## Extracto de origen

La contradicción es más que un desajuste normativo; revela una herida en el corazón mismo de la democracia. Quienes están sujetos, de manera más directa e inmediata, a las decisiones del poder judicial —las personas privadas de la libertad— no participan en la elección de quienes administran y encarnan ese poder. Se trata de una paradoja de carácter filosófico y político: la democracia, cuyo núcleo normativo consiste en que todas las personas afectadas por las decisiones colectivas puedan participar en su formación, olvida precisamente a quienes más necesitan ser escuchadas. Este vacío, más que un defecto técnico, constituye un déficit de legitimidad que hiere la idea de ciudadanía como co-decisión y corresponsabilidad.
El Tribunal Electoral del Poder Judicial de la Federación, en la sentencia SUP-JDC-352/2018 y SUP-JDC-353/2018 acumulado, emitida el 20 de febrero de 2019, reconoció de manera explícita el derecho al voto activo de las personas en prisión preventiva. Los actores que impulsaron esta demanda —personas tsotsiles recluidas en el Centro Estatal de Reinserción Social “El Amate”, en Chiapas, sin que exista sentencia firme en su contra— señalaron con claridad la contradicción que supone negarles el sufragio: su inocencia no ha sido desvirtuada, y sin embargo, la omisión del Instituto Nacional Electoral de adoptar medidas que garantizaran ese derecho les privaba de una forma básica de participación política.

## Datos recopilados
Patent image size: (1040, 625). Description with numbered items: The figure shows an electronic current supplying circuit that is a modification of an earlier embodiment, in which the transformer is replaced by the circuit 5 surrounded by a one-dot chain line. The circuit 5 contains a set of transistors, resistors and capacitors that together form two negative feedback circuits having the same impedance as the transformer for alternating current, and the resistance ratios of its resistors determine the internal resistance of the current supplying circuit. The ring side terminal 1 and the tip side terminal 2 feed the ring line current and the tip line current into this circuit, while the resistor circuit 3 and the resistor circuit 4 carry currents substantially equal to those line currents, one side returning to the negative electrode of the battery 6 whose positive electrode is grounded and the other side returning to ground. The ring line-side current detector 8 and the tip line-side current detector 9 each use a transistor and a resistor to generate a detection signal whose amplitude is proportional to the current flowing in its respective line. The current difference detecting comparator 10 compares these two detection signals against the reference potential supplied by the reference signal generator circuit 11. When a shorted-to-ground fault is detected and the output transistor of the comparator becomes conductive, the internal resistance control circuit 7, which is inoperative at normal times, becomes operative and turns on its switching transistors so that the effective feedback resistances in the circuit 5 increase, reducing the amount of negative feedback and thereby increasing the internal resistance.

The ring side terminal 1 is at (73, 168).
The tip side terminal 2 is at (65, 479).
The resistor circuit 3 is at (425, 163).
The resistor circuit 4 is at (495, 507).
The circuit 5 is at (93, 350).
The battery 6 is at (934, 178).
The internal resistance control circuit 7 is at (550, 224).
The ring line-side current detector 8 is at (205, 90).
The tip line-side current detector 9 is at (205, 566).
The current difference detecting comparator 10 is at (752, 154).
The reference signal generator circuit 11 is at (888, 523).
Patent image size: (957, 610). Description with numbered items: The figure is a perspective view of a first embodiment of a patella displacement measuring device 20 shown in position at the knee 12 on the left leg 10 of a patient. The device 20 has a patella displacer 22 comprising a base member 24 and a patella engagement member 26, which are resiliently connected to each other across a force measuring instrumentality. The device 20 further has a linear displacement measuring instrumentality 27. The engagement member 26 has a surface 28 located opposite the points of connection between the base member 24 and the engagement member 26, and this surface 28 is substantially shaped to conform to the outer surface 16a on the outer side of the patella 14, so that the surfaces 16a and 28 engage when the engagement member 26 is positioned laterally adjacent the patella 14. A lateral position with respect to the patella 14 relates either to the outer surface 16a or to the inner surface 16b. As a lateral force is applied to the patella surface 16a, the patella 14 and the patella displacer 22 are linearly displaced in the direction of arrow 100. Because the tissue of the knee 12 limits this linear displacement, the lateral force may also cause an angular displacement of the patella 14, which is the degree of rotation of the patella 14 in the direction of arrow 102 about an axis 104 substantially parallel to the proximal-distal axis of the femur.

## Instrucciones
1 - Devuelve, por favor, el pasaje del texto sobre el voto en prisión preventiva que comienza con "La contradicción es" y sigue hasta "co-decisión y corresponsabilidad.".
2 - Según el texto sobre el voto en prisión preventiva, ¿en qué fecha se emitió la sentencia SUP-JDC-352/2018 y SUP-JDC-353/2018 acumulado?
3 - Continúa el texto sobre el voto en prisión preventiva a partir de su última oración.
Los datos son material aparte, independiente del texto.

## Respuestas numeradas
1 -
La contradicción es más que un desajuste normativo; revela una herida en el corazón mismo de la democracia. Quienes están sujetos, de manera más directa e inmediata, a las decisiones del poder judicial —las personas privadas de la libertad— no participan en la elección de quienes administran y encarnan ese poder. Se trata de una paradoja de carácter filosófico y político: la democracia, cuyo núcleo normativo consiste en que todas las personas afectadas por las decisiones colectivas puedan participar en su formación, olvida precisamente a quienes más necesitan ser escuchadas. Este vacío, más que un defecto técnico, constituye un déficit de legitimidad que hiere la idea de ciudadanía como co-decisión y corresponsabilidad.

2 - El 20 de febrero de 2019.

3 -
Suspender de manera automática la ciudadanía de las personas procesadas y privadas de su libertad preventiva implica un doble olvido: el del Estado, que los margina de los derechos civiles que les corresponden; y el de la sociedad, que los excluye de la deliberación colectiva. Esta negación no es neutra: es un acto de estigmatización y una forma de invisibilización que fractura la promesa de la democracia que decimos defender.
Porque la privación preventiva de la libertad —antes de toda sentencia— no debería despojar a nadie de su estatus jurídico de ciudadanía. Cuando lo hace, cuando cercena el derecho al voto, niega la posibilidad de participar en la toma de decisiones que afectan tanto el interior de las prisiones como el exterior de la sociedad. Y, en última instancia, empobrece la calidad deliberativa de la comunidad política, pues una democracia, si es algo más que la mera sucesión de urnas y campañas, exige la presencia de todas las voces.
En este punto, resulta necesario detenerse en la relación que la democracia guarda con el castigo y la lógica punitivista. El castigo, lejos de ser un mecanismo que refuerza la comunidad política, se convierte, a menudo, en el dispositivo que la fragmenta. Bajo la promesa de preservar el “orden” —un orden de raíz hobbesiana, sostenido en la fuerza y la exclusión—, la democracia se retuerce para justificar la marginalidad de quienes ya han sido apartados. Sin embargo, una democracia que encuentra en la exclusión su forma de mantener la cohesión social traiciona la promesa de igualdad política que le da sentido.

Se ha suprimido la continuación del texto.